-- START Records to use --

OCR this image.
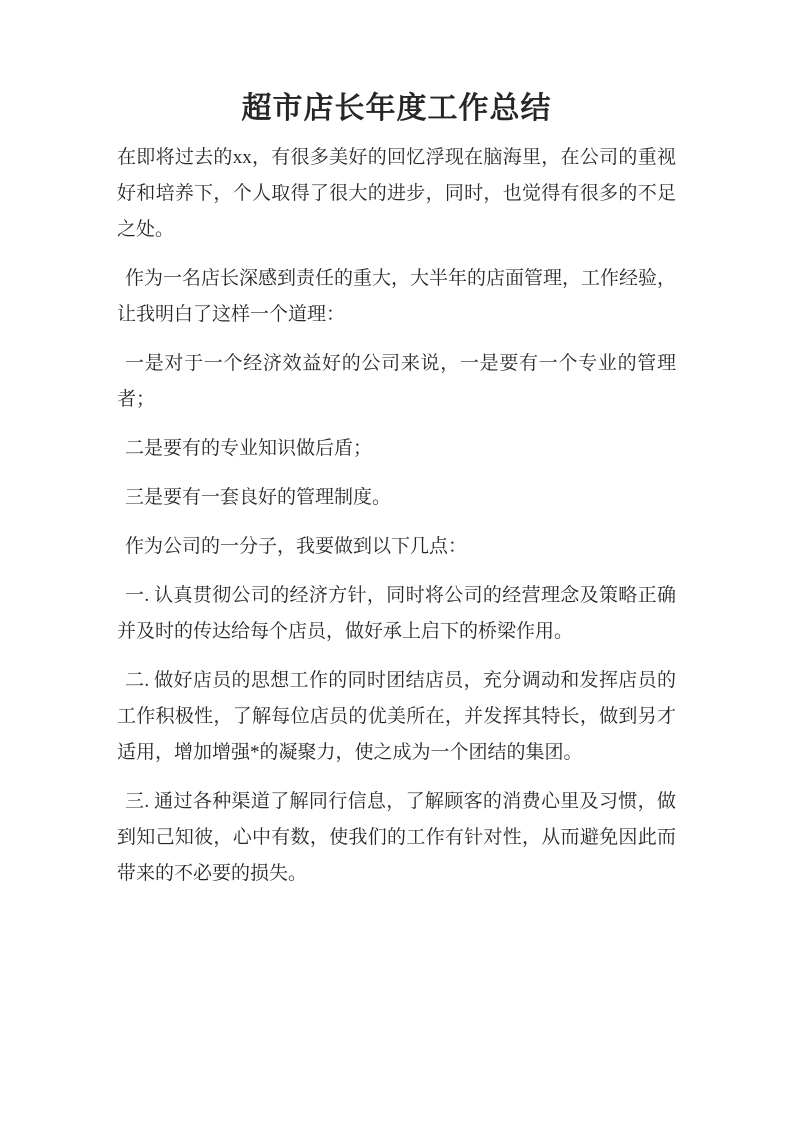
超市店长年度工作总结

在即将过去的xx，有很多美好的回忆浮现在脑海里，在公司的重视好和培养下，个人取得了很大的进步，同时，也觉得有很多的不足之处。

作为一名店长深感到责任的重大，大半年的店面管理，工作经验，让我明白了这样一个道理：

一是对于一个经济效益好的公司来说，一是要有一个专业的管理者；

二是要有的专业知识做后盾；

三是要有一套良好的管理制度。

作为公司的一分子，我要做到以下几点：

一. 认真贯彻公司的经济方针，同时将公司的经营理念及策略正确并及时的传达给每个店员，做好承上启下的桥梁作用。

二. 做好店员的思想工作的同时团结店员，充分调动和发挥店员的工作积极性，了解每位店员的优美所在，并发挥其特长，做到另才适用，增加增强*的凝聚力，使之成为一个团结的集团。

三. 通过各种渠道了解同行信息，了解顾客的消费心里及习惯，做到知己知彼，心中有数，使我们的工作有针对性，从而避免因此而带来的不必要的损失。
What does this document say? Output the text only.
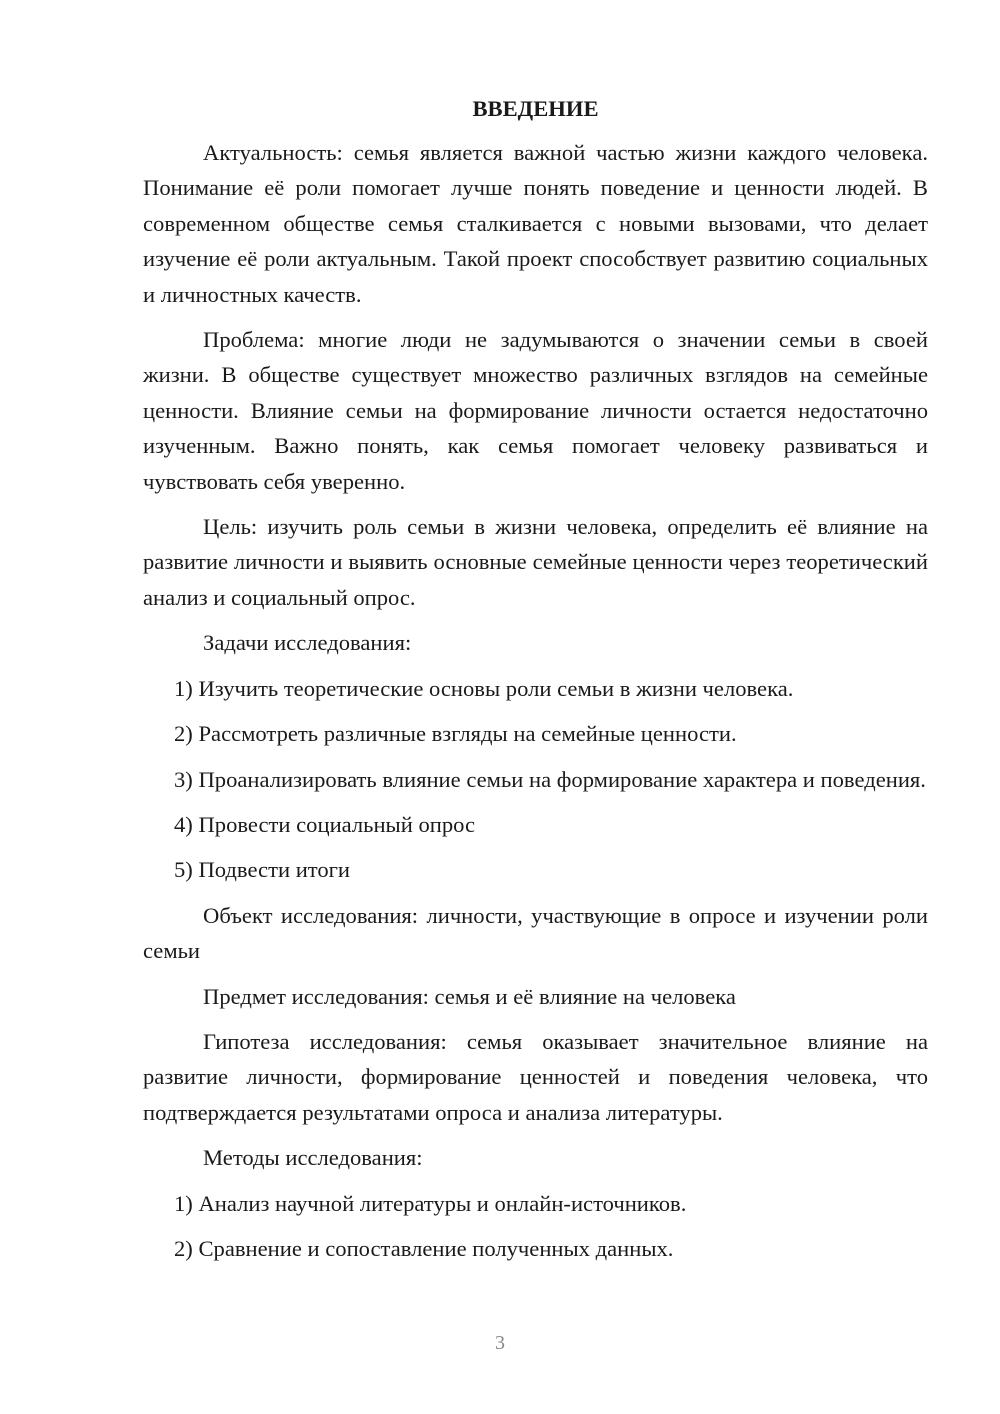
ВВЕДЕНИЕ

Актуальность: семья является важной частью жизни каждого человека. Понимание её роли помогает лучше понять поведение и ценности людей. В современном обществе семья сталкивается с новыми вызовами, что делает изучение её роли актуальным. Такой проект способствует развитию социальных и личностных качеств.

Проблема: многие люди не задумываются о значении семьи в своей жизни. В обществе существует множество различных взглядов на семейные ценности. Влияние семьи на формирование личности остается недостаточно изученным. Важно понять, как семья помогает человеку развиваться и чувствовать себя уверенно.

Цель: изучить роль семьи в жизни человека, определить её влияние на развитие личности и выявить основные семейные ценности через теоретический анализ и социальный опрос.

Задачи исследования:

1) Изучить теоретические основы роли семьи в жизни человека.

2) Рассмотреть различные взгляды на семейные ценности.

3) Проанализировать влияние семьи на формирование характера и поведения.

4) Провести социальный опрос

5) Подвести итоги

Объект исследования: личности, участвующие в опросе и изучении роли семьи

Предмет исследования: семья и её влияние на человека

Гипотеза исследования: семья оказывает значительное влияние на развитие личности, формирование ценностей и поведения человека, что подтверждается результатами опроса и анализа литературы.

Методы исследования:

1) Анализ научной литературы и онлайн-источников.

2) Сравнение и сопоставление полученных данных.

3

-- END Records to use --

Task to carry out: Repeat the listing in full and exactly. Do not include any images.

Full response:
OCR this image.
超市店长年度工作总结

在即将过去的xx，有很多美好的回忆浮现在脑海里，在公司的重视好和培养下，个人取得了很大的进步，同时，也觉得有很多的不足之处。

作为一名店长深感到责任的重大，大半年的店面管理，工作经验，让我明白了这样一个道理：

一是对于一个经济效益好的公司来说，一是要有一个专业的管理者；

二是要有的专业知识做后盾；

三是要有一套良好的管理制度。

作为公司的一分子，我要做到以下几点：

一. 认真贯彻公司的经济方针，同时将公司的经营理念及策略正确并及时的传达给每个店员，做好承上启下的桥梁作用。

二. 做好店员的思想工作的同时团结店员，充分调动和发挥店员的工作积极性，了解每位店员的优美所在，并发挥其特长，做到另才适用，增加增强*的凝聚力，使之成为一个团结的集团。

三. 通过各种渠道了解同行信息，了解顾客的消费心里及习惯，做到知己知彼，心中有数，使我们的工作有针对性，从而避免因此而带来的不必要的损失。
What does this document say? Output the text only.
ВВЕДЕНИЕ

Актуальность: семья является важной частью жизни каждого человека. Понимание её роли помогает лучше понять поведение и ценности людей. В современном обществе семья сталкивается с новыми вызовами, что делает изучение её роли актуальным. Такой проект способствует развитию социальных и личностных качеств.

Проблема: многие люди не задумываются о значении семьи в своей жизни. В обществе существует множество различных взглядов на семейные ценности. Влияние семьи на формирование личности остается недостаточно изученным. Важно понять, как семья помогает человеку развиваться и чувствовать себя уверенно.

Цель: изучить роль семьи в жизни человека, определить её влияние на развитие личности и выявить основные семейные ценности через теоретический анализ и социальный опрос.

Задачи исследования:

1) Изучить теоретические основы роли семьи в жизни человека.

2) Рассмотреть различные взгляды на семейные ценности.

3) Проанализировать влияние семьи на формирование характера и поведения.

4) Провести социальный опрос

5) Подвести итоги

Объект исследования: личности, участвующие в опросе и изучении роли семьи

Предмет исследования: семья и её влияние на человека

Гипотеза исследования: семья оказывает значительное влияние на развитие личности, формирование ценностей и поведения человека, что подтверждается результатами опроса и анализа литературы.

Методы исследования:

1) Анализ научной литературы и онлайн-источников.

2) Сравнение и сопоставление полученных данных.

3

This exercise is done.